● **Written exercise**: All of the material below is to be returned exactly.

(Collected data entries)
= = =

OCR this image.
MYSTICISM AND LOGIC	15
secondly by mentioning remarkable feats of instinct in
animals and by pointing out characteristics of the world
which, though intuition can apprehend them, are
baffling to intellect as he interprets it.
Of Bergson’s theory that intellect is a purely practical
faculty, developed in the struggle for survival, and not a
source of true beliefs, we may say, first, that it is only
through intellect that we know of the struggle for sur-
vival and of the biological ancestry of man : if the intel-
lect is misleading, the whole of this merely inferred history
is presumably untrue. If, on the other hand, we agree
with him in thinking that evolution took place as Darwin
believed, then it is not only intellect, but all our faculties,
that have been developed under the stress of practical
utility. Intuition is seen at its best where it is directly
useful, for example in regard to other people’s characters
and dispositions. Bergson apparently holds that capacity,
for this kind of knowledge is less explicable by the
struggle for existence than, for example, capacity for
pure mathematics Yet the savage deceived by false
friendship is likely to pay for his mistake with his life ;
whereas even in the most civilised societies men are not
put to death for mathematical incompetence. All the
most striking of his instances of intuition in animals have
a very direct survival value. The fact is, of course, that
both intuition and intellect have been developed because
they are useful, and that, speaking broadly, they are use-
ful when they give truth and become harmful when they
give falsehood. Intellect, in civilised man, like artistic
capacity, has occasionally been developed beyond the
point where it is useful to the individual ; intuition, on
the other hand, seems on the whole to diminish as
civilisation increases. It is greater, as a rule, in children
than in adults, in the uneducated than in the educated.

= = =

● **Task answer**:
OCR this image.
MYSTICISM AND LOGIC	15
secondly by mentioning remarkable feats of instinct in
animals and by pointing out characteristics of the world
which, though intuition can apprehend them, are
baffling to intellect as he interprets it.
Of Bergson’s theory that intellect is a purely practical
faculty, developed in the struggle for survival, and not a
source of true beliefs, we may say, first, that it is only
through intellect that we know of the struggle for sur-
vival and of the biological ancestry of man : if the intel-
lect is misleading, the whole of this merely inferred history
is presumably untrue. If, on the other hand, we agree
with him in thinking that evolution took place as Darwin
believed, then it is not only intellect, but all our faculties,
that have been developed under the stress of practical
utility. Intuition is seen at its best where it is directly
useful, for example in regard to other people’s characters
and dispositions. Bergson apparently holds that capacity,
for this kind of knowledge is less explicable by the
struggle for existence than, for example, capacity for
pure mathematics Yet the savage deceived by false
friendship is likely to pay for his mistake with his life ;
whereas even in the most civilised societies men are not
put to death for mathematical incompetence. All the
most striking of his instances of intuition in animals have
a very direct survival value. The fact is, of course, that
both intuition and intellect have been developed because
they are useful, and that, speaking broadly, they are use-
ful when they give truth and become harmful when they
give falsehood. Intellect, in civilised man, like artistic
capacity, has occasionally been developed beyond the
point where it is useful to the individual ; intuition, on
the other hand, seems on the whole to diminish as
civilisation increases. It is greater, as a rule, in children
than in adults, in the uneducated than in the educated.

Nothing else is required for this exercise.